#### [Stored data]
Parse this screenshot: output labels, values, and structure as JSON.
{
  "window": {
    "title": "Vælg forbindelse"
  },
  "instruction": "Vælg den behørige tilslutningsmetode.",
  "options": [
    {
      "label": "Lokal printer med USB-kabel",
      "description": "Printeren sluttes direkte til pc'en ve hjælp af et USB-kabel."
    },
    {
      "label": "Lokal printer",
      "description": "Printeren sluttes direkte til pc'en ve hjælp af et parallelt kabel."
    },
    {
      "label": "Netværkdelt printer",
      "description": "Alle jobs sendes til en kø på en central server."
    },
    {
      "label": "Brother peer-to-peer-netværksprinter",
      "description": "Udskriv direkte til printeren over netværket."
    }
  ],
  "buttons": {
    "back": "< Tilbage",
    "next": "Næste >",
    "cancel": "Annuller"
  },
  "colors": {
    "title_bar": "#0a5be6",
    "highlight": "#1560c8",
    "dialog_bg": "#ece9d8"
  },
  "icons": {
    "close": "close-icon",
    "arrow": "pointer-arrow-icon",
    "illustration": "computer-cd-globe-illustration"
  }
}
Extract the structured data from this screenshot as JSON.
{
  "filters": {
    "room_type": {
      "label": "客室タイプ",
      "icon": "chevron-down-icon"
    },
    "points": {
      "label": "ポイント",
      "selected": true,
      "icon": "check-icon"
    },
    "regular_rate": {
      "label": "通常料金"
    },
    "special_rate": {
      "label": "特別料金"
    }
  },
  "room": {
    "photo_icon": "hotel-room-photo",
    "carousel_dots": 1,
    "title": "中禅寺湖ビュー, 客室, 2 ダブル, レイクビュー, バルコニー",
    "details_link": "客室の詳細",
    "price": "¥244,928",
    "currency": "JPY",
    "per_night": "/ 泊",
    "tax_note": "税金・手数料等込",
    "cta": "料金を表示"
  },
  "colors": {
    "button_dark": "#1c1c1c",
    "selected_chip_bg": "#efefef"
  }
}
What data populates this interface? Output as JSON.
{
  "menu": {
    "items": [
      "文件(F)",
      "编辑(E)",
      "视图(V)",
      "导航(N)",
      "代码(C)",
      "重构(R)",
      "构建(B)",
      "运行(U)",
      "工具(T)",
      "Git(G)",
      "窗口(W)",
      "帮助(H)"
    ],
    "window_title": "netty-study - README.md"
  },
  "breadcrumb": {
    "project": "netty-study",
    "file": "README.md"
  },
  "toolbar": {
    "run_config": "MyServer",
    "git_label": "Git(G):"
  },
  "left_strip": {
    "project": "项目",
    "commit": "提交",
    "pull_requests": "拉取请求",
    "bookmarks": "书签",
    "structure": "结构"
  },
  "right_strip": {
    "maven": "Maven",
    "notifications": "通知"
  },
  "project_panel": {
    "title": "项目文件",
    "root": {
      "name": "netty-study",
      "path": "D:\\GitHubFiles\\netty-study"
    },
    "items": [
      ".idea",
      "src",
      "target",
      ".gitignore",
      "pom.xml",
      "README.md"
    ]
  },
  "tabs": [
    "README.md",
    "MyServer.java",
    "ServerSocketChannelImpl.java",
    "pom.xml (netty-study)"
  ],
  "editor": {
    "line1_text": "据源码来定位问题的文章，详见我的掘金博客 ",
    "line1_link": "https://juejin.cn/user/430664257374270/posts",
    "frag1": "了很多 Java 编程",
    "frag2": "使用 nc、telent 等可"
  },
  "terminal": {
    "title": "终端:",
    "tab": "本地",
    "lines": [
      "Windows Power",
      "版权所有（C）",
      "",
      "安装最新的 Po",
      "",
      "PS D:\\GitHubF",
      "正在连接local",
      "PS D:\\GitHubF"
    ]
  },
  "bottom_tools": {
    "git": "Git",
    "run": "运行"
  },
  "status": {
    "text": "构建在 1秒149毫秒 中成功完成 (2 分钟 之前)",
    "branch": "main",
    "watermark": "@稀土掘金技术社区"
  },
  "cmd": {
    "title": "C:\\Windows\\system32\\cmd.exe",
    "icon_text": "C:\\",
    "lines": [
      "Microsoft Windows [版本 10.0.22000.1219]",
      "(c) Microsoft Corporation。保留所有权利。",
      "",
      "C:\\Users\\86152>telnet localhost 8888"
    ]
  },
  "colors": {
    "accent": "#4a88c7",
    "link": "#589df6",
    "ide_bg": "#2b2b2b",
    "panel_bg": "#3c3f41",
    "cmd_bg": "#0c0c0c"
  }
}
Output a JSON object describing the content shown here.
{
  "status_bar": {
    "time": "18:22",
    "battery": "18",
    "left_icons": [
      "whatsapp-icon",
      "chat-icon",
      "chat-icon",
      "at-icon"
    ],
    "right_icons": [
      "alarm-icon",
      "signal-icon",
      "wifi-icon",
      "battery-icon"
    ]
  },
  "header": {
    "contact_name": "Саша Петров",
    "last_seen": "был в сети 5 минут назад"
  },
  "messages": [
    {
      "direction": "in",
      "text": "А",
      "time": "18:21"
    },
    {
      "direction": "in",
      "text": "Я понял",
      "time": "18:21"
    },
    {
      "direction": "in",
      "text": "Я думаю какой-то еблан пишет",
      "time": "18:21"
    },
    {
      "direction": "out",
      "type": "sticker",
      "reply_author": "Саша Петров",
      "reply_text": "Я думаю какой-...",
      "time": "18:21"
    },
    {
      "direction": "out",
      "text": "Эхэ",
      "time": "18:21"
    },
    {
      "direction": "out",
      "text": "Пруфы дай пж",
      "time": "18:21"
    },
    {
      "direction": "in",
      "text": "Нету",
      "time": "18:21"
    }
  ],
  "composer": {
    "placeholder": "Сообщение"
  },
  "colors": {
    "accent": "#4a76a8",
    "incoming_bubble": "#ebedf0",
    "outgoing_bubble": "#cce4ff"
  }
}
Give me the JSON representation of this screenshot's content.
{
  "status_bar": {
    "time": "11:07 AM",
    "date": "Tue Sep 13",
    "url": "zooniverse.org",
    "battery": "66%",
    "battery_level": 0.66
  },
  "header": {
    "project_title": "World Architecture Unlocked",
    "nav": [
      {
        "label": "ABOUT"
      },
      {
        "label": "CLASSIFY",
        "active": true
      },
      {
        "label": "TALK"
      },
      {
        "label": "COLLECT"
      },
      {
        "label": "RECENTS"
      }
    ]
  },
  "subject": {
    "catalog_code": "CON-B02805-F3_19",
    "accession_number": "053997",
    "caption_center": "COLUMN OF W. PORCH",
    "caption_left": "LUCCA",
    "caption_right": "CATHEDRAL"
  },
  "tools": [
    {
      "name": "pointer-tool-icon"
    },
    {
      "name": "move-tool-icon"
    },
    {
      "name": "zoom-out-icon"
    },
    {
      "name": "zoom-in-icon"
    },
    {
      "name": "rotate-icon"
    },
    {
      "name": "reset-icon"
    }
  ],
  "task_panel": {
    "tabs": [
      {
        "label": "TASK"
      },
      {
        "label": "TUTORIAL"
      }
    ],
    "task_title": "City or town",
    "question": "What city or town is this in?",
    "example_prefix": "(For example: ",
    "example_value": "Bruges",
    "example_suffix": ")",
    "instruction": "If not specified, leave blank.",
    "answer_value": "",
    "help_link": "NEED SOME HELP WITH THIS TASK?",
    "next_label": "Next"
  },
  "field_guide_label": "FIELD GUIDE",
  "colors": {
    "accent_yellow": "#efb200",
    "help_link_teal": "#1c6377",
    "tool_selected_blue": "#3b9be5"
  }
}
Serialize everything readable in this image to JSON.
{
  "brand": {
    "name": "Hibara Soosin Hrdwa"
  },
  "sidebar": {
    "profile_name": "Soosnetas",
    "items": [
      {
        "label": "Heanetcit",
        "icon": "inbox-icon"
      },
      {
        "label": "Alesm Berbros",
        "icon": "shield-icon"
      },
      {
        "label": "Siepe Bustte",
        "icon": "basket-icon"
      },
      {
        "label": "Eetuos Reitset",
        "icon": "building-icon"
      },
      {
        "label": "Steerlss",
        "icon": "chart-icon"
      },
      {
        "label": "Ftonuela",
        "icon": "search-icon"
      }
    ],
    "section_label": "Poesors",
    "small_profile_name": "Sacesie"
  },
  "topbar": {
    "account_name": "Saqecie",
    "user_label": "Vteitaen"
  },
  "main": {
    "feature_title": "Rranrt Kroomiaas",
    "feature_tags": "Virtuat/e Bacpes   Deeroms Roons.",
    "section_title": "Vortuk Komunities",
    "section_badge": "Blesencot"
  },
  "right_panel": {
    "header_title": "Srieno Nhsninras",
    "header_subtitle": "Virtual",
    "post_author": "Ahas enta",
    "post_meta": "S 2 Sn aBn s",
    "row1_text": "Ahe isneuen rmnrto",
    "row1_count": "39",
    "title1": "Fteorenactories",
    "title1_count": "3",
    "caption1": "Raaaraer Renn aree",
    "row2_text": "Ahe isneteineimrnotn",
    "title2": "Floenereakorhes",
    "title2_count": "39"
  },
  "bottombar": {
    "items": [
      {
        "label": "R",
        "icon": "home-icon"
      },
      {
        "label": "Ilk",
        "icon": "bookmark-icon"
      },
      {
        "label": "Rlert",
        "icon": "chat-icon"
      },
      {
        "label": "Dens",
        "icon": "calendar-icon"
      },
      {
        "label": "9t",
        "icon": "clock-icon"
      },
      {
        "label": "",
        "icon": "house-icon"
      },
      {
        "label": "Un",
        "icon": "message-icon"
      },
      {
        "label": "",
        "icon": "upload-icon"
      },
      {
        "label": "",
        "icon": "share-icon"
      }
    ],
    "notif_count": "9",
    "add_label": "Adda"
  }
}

#### [Aim of the task]
Count how many lines of the data include the word "README". Your reply should be that number alone.

#### [Answer for the task]
4